Data records:
━━━
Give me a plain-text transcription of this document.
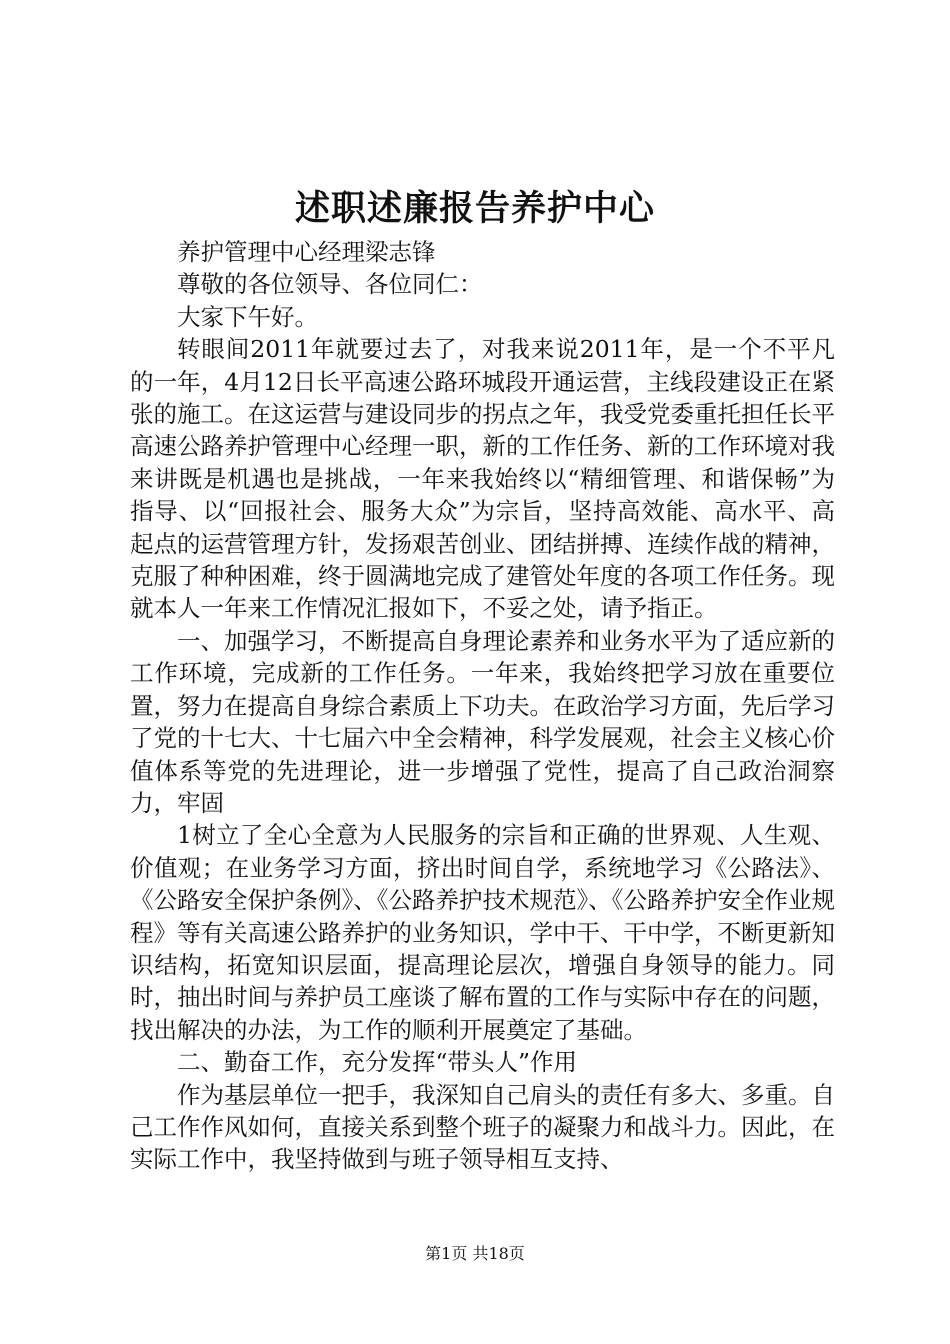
述职述廉报告养护中心

养护管理中心经理梁志锋

尊敬的各位领导、各位同仁：

大家下午好。

转眼间2011年就要过去了，对我来说2011年，是一个不平凡的一年，4月12日长平高速公路环城段开通运营，主线段建设正在紧张的施工。在这运营与建设同步的拐点之年，我受党委重托担任长平高速公路养护管理中心经理一职，新的工作任务、新的工作环境对我来讲既是机遇也是挑战，一年来我始终以“精细管理、和谐保畅”为指导、以“回报社会、服务大众”为宗旨，坚持高效能、高水平、高起点的运营管理方针，发扬艰苦创业、团结拼搏、连续作战的精神，克服了种种困难，终于圆满地完成了建管处年度的各项工作任务。现就本人一年来工作情况汇报如下，不妥之处，请予指正。

一、加强学习，不断提高自身理论素养和业务水平为了适应新的工作环境，完成新的工作任务。一年来，我始终把学习放在重要位置，努力在提高自身综合素质上下功夫。在政治学习方面，先后学习了党的十七大、十七届六中全会精神，科学发展观，社会主义核心价值体系等党的先进理论，进一步增强了党性，提高了自己政治洞察力，牢固

1树立了全心全意为人民服务的宗旨和正确的世界观、人生观、价值观；在业务学习方面，挤出时间自学，系统地学习《公路法》、《公路安全保护条例》、《公路养护技术规范》、《公路养护安全作业规程》等有关高速公路养护的业务知识，学中干、干中学，不断更新知识结构，拓宽知识层面，提高理论层次，增强自身领导的能力。同时，抽出时间与养护员工座谈了解布置的工作与实际中存在的问题，找出解决的办法，为工作的顺利开展奠定了基础。

二、勤奋工作，充分发挥“带头人”作用

作为基层单位一把手，我深知自己肩头的责任有多大、多重。自己工作作风如何，直接关系到整个班子的凝聚力和战斗力。因此，在实际工作中，我坚持做到与班子领导相互支持、

第1页 共18页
━━━
Restate the data above word for word. Do not include the images.

Full output:
Give me a plain-text transcription of this document.
述职述廉报告养护中心

养护管理中心经理梁志锋

尊敬的各位领导、各位同仁：

大家下午好。

转眼间2011年就要过去了，对我来说2011年，是一个不平凡的一年，4月12日长平高速公路环城段开通运营，主线段建设正在紧张的施工。在这运营与建设同步的拐点之年，我受党委重托担任长平高速公路养护管理中心经理一职，新的工作任务、新的工作环境对我来讲既是机遇也是挑战，一年来我始终以“精细管理、和谐保畅”为指导、以“回报社会、服务大众”为宗旨，坚持高效能、高水平、高起点的运营管理方针，发扬艰苦创业、团结拼搏、连续作战的精神，克服了种种困难，终于圆满地完成了建管处年度的各项工作任务。现就本人一年来工作情况汇报如下，不妥之处，请予指正。

一、加强学习，不断提高自身理论素养和业务水平为了适应新的工作环境，完成新的工作任务。一年来，我始终把学习放在重要位置，努力在提高自身综合素质上下功夫。在政治学习方面，先后学习了党的十七大、十七届六中全会精神，科学发展观，社会主义核心价值体系等党的先进理论，进一步增强了党性，提高了自己政治洞察力，牢固

1树立了全心全意为人民服务的宗旨和正确的世界观、人生观、价值观；在业务学习方面，挤出时间自学，系统地学习《公路法》、《公路安全保护条例》、《公路养护技术规范》、《公路养护安全作业规程》等有关高速公路养护的业务知识，学中干、干中学，不断更新知识结构，拓宽知识层面，提高理论层次，增强自身领导的能力。同时，抽出时间与养护员工座谈了解布置的工作与实际中存在的问题，找出解决的办法，为工作的顺利开展奠定了基础。

二、勤奋工作，充分发挥“带头人”作用

作为基层单位一把手，我深知自己肩头的责任有多大、多重。自己工作作风如何，直接关系到整个班子的凝聚力和战斗力。因此，在实际工作中，我坚持做到与班子领导相互支持、

第1页 共18页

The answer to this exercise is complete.